* Passage to read *
┌──

The descriptor table (also known as "queue") consists of descriptors. (The
corresponding type in the code is VRING_DESC.)
An individual descriptor describes a contiguous buffer, to be transferred
uni-directionally between host and guest.
Several descriptors in the descriptor table can be linked into a
descriptor chain, specifying a bi-directional scatter-gather transfer
between host and guest. Such a descriptor chain is also known as "virtio
request".
(The descriptor table can host sereval descriptor chains (in-flight virtio
requests) in parallel, but the OVMF driver supports at most one chain, at
any point in time.)
The first descriptor in any descriptor chain is called "head descriptor".
In order to submit a number of parallel requests (= a set of independent
descriptor chains) from the guest to the host, the guest must put *only*
the head descriptor of each separate chain onto the Available Ring.
VirtioLib currently places the head of its one descriptor chain onto the
Available Ring repeatedly, once for each single (head *or* dependent)
descriptor in said descriptor chain. If the descriptor chain comprises N
descriptors, this error amounts to submitting the same entire chain N
times in parallel.
Available Ring Descriptor table
Ptr to head ----> Desc#0 (head of chain)
Ptr to head --/ Desc#1 (next in same chain)
... / ...
Ptr to head / Desc#(N-1) (last in same chain)

└──

* Task description *
Please write the next part of the passage on virtio descriptor chains and the Available Ring, starting after its last line.

Dataset entries:
┌──

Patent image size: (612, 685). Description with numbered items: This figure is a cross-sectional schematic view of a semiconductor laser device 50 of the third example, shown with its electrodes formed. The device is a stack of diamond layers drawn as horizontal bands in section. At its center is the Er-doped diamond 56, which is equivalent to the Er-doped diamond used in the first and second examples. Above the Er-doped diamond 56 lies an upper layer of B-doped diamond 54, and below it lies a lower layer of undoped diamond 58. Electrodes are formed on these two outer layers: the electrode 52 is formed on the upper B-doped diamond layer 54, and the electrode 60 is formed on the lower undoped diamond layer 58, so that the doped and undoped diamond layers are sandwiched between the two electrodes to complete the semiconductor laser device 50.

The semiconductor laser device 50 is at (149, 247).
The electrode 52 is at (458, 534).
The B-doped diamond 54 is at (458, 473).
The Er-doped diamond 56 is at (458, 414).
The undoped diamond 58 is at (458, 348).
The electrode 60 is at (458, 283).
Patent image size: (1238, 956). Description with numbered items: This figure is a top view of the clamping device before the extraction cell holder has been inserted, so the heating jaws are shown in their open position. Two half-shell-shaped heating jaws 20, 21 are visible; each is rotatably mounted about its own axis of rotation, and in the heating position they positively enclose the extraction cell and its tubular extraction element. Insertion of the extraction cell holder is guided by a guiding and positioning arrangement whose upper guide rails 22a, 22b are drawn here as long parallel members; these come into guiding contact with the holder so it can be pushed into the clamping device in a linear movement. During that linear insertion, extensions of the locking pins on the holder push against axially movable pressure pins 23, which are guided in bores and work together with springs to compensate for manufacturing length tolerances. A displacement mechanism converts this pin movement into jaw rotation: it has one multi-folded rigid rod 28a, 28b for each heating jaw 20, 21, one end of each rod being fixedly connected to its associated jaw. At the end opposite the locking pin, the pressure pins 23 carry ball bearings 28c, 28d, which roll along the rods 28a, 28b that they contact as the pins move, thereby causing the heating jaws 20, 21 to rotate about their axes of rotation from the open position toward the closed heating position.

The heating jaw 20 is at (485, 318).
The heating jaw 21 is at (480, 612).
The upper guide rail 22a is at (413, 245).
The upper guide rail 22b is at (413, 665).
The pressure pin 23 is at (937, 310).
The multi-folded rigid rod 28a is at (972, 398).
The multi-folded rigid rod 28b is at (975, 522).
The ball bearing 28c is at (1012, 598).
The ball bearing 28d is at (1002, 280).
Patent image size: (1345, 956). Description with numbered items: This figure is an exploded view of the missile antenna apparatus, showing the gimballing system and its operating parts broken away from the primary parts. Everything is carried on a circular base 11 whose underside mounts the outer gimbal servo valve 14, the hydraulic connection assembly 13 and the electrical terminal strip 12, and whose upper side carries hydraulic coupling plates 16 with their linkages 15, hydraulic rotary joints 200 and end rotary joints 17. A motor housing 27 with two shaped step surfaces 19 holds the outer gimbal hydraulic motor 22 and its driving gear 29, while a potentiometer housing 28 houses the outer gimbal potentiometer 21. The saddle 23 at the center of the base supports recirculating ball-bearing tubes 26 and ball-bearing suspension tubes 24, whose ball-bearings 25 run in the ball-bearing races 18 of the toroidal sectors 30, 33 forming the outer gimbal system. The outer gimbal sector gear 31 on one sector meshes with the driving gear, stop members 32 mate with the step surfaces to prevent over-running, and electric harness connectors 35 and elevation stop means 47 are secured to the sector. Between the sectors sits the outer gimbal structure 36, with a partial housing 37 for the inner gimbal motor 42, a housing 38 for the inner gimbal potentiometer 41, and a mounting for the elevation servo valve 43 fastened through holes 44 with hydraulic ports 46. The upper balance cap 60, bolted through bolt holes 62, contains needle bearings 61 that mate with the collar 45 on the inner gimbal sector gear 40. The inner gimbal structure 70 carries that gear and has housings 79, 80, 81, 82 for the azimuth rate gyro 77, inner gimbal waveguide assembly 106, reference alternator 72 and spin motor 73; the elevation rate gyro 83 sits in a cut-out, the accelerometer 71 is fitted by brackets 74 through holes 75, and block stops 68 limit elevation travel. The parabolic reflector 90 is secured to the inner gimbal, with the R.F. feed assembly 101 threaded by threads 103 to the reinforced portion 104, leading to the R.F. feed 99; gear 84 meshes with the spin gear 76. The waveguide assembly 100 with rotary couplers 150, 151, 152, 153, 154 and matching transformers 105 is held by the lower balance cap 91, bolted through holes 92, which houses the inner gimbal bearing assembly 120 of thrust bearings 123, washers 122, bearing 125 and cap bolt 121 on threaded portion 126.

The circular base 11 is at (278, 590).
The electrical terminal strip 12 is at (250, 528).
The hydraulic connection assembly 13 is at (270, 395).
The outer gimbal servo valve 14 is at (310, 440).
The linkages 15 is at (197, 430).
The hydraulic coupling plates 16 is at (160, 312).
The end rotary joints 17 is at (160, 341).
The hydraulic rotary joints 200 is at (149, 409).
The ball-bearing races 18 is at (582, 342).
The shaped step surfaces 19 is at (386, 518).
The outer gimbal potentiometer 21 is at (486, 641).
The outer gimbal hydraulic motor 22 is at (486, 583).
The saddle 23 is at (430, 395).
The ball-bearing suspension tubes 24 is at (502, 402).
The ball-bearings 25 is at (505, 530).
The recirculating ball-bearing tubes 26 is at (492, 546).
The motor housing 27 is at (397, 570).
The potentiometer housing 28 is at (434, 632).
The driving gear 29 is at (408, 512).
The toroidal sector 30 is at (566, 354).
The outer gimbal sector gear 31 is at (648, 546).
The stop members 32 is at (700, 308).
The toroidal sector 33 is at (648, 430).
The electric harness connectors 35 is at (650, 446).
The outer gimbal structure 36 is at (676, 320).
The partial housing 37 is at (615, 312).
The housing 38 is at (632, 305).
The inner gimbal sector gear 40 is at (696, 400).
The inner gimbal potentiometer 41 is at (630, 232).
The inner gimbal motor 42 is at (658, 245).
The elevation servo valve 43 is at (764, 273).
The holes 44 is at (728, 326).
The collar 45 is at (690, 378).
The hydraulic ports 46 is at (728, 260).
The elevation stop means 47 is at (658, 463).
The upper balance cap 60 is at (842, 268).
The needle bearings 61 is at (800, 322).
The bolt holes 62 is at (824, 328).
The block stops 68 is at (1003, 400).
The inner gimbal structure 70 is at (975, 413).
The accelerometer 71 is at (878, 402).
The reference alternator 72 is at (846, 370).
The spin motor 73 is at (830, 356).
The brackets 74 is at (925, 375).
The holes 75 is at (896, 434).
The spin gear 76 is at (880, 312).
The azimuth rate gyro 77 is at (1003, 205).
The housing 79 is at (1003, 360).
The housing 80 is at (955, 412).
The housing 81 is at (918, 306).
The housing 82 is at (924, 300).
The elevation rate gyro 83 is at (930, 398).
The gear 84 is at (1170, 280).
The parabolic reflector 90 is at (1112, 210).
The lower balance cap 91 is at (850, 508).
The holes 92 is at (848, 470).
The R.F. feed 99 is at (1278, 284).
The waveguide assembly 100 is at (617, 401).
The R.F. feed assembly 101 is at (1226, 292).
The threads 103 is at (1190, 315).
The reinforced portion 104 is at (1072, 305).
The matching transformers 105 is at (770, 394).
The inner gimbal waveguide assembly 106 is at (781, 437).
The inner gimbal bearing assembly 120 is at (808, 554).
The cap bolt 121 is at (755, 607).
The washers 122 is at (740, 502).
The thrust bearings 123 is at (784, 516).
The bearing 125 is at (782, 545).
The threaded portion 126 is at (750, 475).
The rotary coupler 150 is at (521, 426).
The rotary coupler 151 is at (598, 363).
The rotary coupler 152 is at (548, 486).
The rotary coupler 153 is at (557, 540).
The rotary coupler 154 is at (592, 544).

└──

* Exercise result *
Anatomy of a single virtio-blk READ request (a descriptor chain with three
descriptors):
virtio-blk request header, prepared by guest:
VirtioAppendDesc PhysAddr=3FBC6050 Size=16 Flags=1 Head=1232 Next=1232
payload to be filled in by host:
VirtioAppendDesc PhysAddr=3B934C00 Size=32768 Flags=3 Head=1232 Next=1233
host status, to be filled in by host:
VirtioAppendDesc PhysAddr=3FBC604F Size=1 Flags=2 Head=1232 Next=1234
Processing on the host side -- the descriptor chain is processed three
times in parallel (its head is available to virtqueue_pop() thrice); the
same chain is submitted/collected separately to/from AIO three times:
virtio_queue_notify vdev VDEV vq VQ#0
virtqueue_pop vq VQ#0 elem EL#0 in_num 2 out_num 1
bdrv_aio_readv bs BDRV sector_num 585792 nb_sectors 64 opaque REQ#0
virtqueue_pop vq VQ#0 elem EL#1 in_num 2 out_num 1
bdrv_aio_readv bs BDRV sector_num 585792 nb_sectors 64 opaque REQ#1
virtqueue_pop vq VQ#0 elem EL#2 in_num 2 out_num 1
bdrv_aio_readv bs BDRV sector_num 585792 nb_sectors 64 opaque REQ#2
virtio_blk_rw_complete req REQ#0 ret 0
virtio_blk_req_complete req REQ#0 status 0
virtio_blk_rw_complete req REQ#1 ret 0
virtio_blk_req_complete req REQ#1 status 0
virtio_blk_rw_complete req REQ#2 ret 0
virtio_blk_req_complete req REQ#2 status 0
On my Thinkpad T510 laptop with RHEL-6 as host, this probably leads to
simultaneous DMA transfers targeting the same RAM area. Even though the
source of each transfer is identical, the data is corrupted in the
destination buffer -- the CRC32 calculated over the buffer varies, even
though the origin of the transfers is the same, never rewritten LBA.
SynchronousRequest Lba=585792 BufSiz=32768 ReqIsWrite=0 Crc32=BF68A44D
The problem is invisible on my HP Z400 workstation.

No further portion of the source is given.